-- START --

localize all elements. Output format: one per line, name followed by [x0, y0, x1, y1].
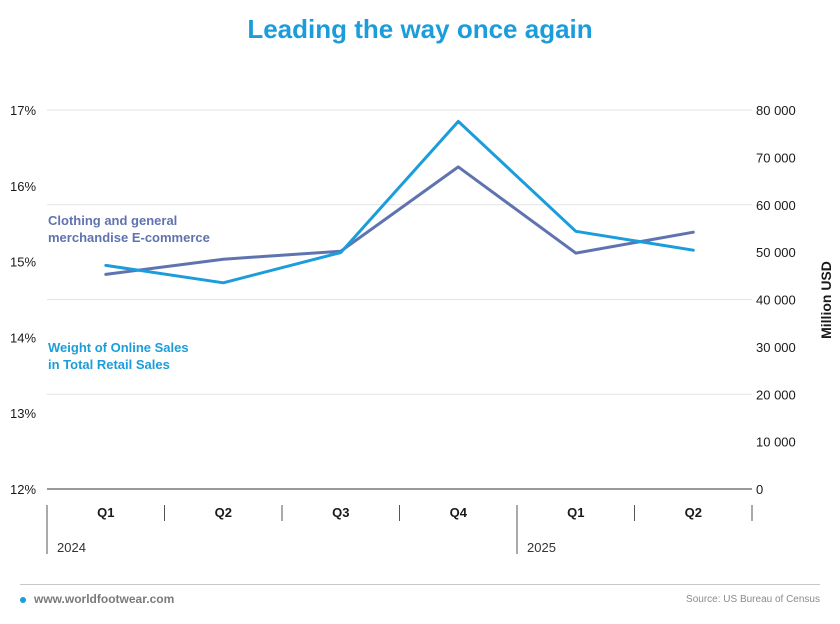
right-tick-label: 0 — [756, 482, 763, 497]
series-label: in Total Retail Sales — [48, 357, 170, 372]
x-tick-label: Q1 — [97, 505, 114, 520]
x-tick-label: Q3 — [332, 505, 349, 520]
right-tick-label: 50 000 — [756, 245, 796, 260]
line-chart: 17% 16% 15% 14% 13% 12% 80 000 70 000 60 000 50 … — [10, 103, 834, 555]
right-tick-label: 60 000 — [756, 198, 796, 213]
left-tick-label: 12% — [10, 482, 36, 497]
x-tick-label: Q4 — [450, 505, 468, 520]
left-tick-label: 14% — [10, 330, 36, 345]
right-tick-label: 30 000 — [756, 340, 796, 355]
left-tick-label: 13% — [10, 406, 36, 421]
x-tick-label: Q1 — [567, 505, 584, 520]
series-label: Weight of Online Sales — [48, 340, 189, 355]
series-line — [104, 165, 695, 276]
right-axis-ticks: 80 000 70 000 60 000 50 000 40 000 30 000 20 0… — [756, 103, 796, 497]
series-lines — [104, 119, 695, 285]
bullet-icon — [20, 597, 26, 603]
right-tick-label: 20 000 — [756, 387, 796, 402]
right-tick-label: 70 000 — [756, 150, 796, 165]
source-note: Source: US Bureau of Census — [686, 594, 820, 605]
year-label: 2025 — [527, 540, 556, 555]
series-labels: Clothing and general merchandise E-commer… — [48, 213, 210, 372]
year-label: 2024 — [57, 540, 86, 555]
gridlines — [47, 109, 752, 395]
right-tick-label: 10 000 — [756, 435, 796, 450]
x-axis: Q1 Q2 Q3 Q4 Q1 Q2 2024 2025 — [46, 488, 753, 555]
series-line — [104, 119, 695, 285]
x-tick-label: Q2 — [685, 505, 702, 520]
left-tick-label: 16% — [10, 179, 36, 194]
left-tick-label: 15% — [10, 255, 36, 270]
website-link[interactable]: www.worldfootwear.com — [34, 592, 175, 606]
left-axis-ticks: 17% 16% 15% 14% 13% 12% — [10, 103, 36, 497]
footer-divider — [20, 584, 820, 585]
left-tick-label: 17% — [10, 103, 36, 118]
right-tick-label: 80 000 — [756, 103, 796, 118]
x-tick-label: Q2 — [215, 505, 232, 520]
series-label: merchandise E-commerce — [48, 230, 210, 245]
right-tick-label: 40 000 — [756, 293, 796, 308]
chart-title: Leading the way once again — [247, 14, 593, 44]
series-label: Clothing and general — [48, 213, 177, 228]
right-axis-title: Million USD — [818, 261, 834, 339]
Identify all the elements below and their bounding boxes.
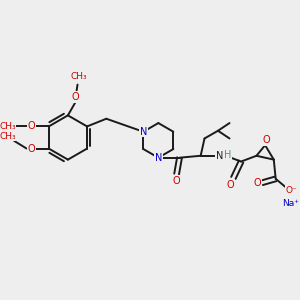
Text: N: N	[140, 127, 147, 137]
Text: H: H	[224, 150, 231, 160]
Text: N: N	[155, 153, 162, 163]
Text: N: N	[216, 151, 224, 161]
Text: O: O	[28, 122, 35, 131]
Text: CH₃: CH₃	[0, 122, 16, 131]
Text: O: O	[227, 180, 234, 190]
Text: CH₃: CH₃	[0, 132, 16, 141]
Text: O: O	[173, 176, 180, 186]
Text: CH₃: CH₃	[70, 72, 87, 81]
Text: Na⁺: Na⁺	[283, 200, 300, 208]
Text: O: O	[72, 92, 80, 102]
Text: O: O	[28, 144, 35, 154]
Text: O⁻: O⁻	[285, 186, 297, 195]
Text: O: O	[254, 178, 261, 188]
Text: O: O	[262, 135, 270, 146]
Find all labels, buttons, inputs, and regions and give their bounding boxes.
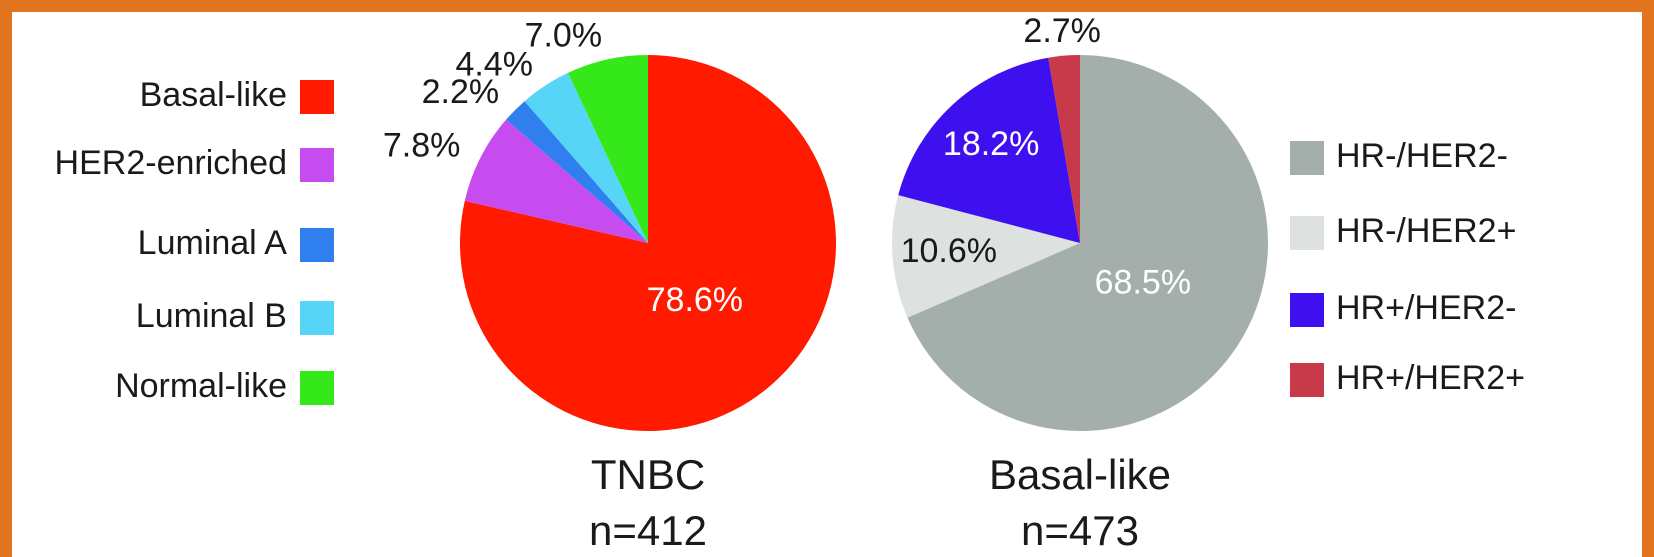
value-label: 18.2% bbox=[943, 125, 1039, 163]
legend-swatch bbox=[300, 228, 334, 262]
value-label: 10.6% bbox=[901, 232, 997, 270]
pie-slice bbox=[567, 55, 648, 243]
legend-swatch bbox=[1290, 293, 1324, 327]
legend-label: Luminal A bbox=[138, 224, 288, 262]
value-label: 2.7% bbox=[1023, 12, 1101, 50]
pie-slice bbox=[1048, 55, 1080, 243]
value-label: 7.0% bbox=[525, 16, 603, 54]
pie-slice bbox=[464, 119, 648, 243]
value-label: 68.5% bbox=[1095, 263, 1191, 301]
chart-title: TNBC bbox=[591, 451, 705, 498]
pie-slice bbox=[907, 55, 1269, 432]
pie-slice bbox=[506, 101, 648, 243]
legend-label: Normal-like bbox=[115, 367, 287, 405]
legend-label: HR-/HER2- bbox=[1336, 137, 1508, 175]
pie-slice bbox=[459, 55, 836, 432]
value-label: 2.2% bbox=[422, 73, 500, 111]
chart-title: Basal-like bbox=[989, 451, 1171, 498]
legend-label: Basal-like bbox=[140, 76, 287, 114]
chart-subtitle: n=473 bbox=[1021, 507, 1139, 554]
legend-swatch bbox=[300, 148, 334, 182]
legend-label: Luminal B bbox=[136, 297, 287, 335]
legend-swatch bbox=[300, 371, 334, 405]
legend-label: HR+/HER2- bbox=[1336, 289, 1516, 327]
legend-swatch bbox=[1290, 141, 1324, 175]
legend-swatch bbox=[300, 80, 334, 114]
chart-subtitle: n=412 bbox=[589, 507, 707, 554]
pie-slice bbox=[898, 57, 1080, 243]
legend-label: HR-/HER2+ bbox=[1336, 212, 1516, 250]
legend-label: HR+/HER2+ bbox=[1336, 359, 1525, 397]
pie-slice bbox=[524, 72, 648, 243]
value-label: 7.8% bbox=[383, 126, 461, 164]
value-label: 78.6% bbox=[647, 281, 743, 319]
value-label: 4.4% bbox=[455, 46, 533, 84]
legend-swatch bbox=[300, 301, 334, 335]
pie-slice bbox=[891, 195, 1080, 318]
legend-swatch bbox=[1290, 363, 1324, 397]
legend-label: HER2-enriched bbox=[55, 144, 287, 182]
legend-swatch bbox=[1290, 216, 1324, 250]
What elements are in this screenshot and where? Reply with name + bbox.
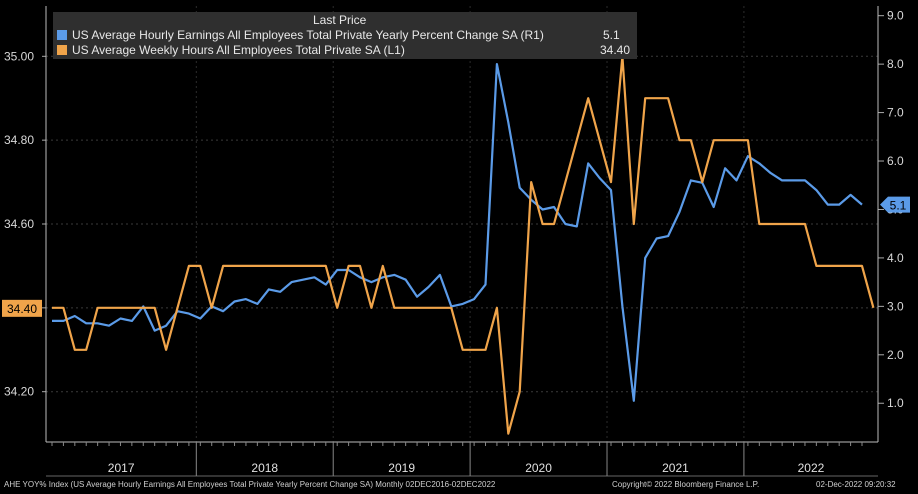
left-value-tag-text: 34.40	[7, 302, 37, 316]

-- END --

Can you extract every line of the listing above and copy each one character for character, leaving out the pictures?

__In response__:
localize all elements. Output format: one per line, name followed by [x0, y0, x1, y1].
right-tick-label: 0 — [756, 482, 763, 497]
series-label: in Total Retail Sales — [48, 357, 170, 372]
x-tick-label: Q1 — [97, 505, 114, 520]
x-tick-label: Q3 — [332, 505, 349, 520]
right-tick-label: 50 000 — [756, 245, 796, 260]
line-chart: 17% 16% 15% 14% 13% 12% 80 000 70 000 60 000 50 … — [10, 103, 834, 555]
right-tick-label: 60 000 — [756, 198, 796, 213]
left-tick-label: 12% — [10, 482, 36, 497]
x-tick-label: Q4 — [450, 505, 468, 520]
left-tick-label: 14% — [10, 330, 36, 345]
right-tick-label: 30 000 — [756, 340, 796, 355]
left-tick-label: 13% — [10, 406, 36, 421]
x-tick-label: Q1 — [567, 505, 584, 520]
series-label: Weight of Online Sales — [48, 340, 189, 355]
series-line — [104, 165, 695, 276]
right-axis-ticks: 80 000 70 000 60 000 50 000 40 000 30 000 20 0… — [756, 103, 796, 497]
series-lines — [104, 119, 695, 285]
bullet-icon — [20, 597, 26, 603]
right-tick-label: 20 000 — [756, 387, 796, 402]
right-tick-label: 70 000 — [756, 150, 796, 165]
source-note: Source: US Bureau of Census — [686, 594, 820, 605]
year-label: 2025 — [527, 540, 556, 555]
series-labels: Clothing and general merchandise E-commer… — [48, 213, 210, 372]
year-label: 2024 — [57, 540, 86, 555]
gridlines — [47, 109, 752, 395]
right-tick-label: 10 000 — [756, 435, 796, 450]
x-axis: Q1 Q2 Q3 Q4 Q1 Q2 2024 2025 — [46, 488, 753, 555]
series-line — [104, 119, 695, 285]
x-tick-label: Q2 — [685, 505, 702, 520]
left-tick-label: 16% — [10, 179, 36, 194]
left-tick-label: 15% — [10, 255, 36, 270]
website-link[interactable]: www.worldfootwear.com — [34, 592, 175, 606]
left-axis-ticks: 17% 16% 15% 14% 13% 12% — [10, 103, 36, 497]
footer-divider — [20, 584, 820, 585]
left-tick-label: 17% — [10, 103, 36, 118]
right-tick-label: 80 000 — [756, 103, 796, 118]
x-tick-label: Q2 — [215, 505, 232, 520]
series-label: merchandise E-commerce — [48, 230, 210, 245]
right-tick-label: 40 000 — [756, 293, 796, 308]
chart-title: Leading the way once again — [247, 14, 593, 44]
series-label: Clothing and general — [48, 213, 177, 228]
right-axis-title: Million USD — [818, 261, 834, 339]
Identify all the elements below and their bounding boxes.
Text: N: N	[140, 127, 147, 137]
Text: H: H	[224, 150, 231, 160]
Text: N: N	[155, 153, 162, 163]
Text: N: N	[216, 151, 224, 161]
Text: O: O	[28, 122, 35, 131]
Text: CH₃: CH₃	[0, 122, 16, 131]
Text: O: O	[227, 180, 234, 190]
Text: CH₃: CH₃	[0, 132, 16, 141]
Text: O: O	[173, 176, 180, 186]
Text: CH₃: CH₃	[70, 72, 87, 81]
Text: Na⁺: Na⁺	[283, 200, 300, 208]
Text: O: O	[72, 92, 80, 102]
Text: O: O	[28, 144, 35, 154]
Text: O⁻: O⁻	[285, 186, 297, 195]
Text: O: O	[254, 178, 261, 188]
Text: O: O	[262, 135, 270, 146]
Find all labels, buttons, inputs, and regions and give their bounding boxes.
value-label: 18.2% bbox=[943, 125, 1039, 163]
legend-swatch bbox=[300, 228, 334, 262]
value-label: 10.6% bbox=[901, 232, 997, 270]
pie-slice bbox=[567, 55, 648, 243]
legend-swatch bbox=[1290, 293, 1324, 327]
legend-label: Luminal A bbox=[138, 224, 288, 262]
value-label: 2.7% bbox=[1023, 12, 1101, 50]
pie-slice bbox=[1048, 55, 1080, 243]
value-label: 7.0% bbox=[525, 16, 603, 54]
pie-slice bbox=[464, 119, 648, 243]
value-label: 68.5% bbox=[1095, 263, 1191, 301]
chart-title: TNBC bbox=[591, 451, 705, 498]
pie-slice bbox=[907, 55, 1269, 432]
pie-slice bbox=[506, 101, 648, 243]
legend-label: Normal-like bbox=[115, 367, 287, 405]
legend-label: HR-/HER2- bbox=[1336, 137, 1508, 175]
pie-slice bbox=[459, 55, 836, 432]
value-label: 2.2% bbox=[422, 73, 500, 111]
chart-title: Basal-like bbox=[989, 451, 1171, 498]
legend-label: Basal-like bbox=[140, 76, 287, 114]
chart-subtitle: n=473 bbox=[1021, 507, 1139, 554]
legend-swatch bbox=[300, 148, 334, 182]
legend-label: Luminal B bbox=[136, 297, 287, 335]
legend-swatch bbox=[300, 371, 334, 405]
legend-label: HR+/HER2- bbox=[1336, 289, 1516, 327]
legend-swatch bbox=[1290, 141, 1324, 175]
legend-swatch bbox=[300, 80, 334, 114]
chart-subtitle: n=412 bbox=[589, 507, 707, 554]
pie-slice bbox=[898, 57, 1080, 243]
legend-label: HR-/HER2+ bbox=[1336, 212, 1516, 250]
legend-label: HR+/HER2+ bbox=[1336, 359, 1525, 397]
pie-slice bbox=[524, 72, 648, 243]
value-label: 7.8% bbox=[383, 126, 461, 164]
value-label: 78.6% bbox=[647, 281, 743, 319]
value-label: 4.4% bbox=[455, 46, 533, 84]
legend-swatch bbox=[300, 301, 334, 335]
pie-slice bbox=[891, 195, 1080, 318]
legend-swatch bbox=[1290, 363, 1324, 397]
legend-label: HER2-enriched bbox=[55, 144, 287, 182]
legend-swatch bbox=[1290, 216, 1324, 250]
What elements are in this screenshot and where? Reply with name + bbox.
left-value-tag-text: 34.40	[7, 302, 37, 316]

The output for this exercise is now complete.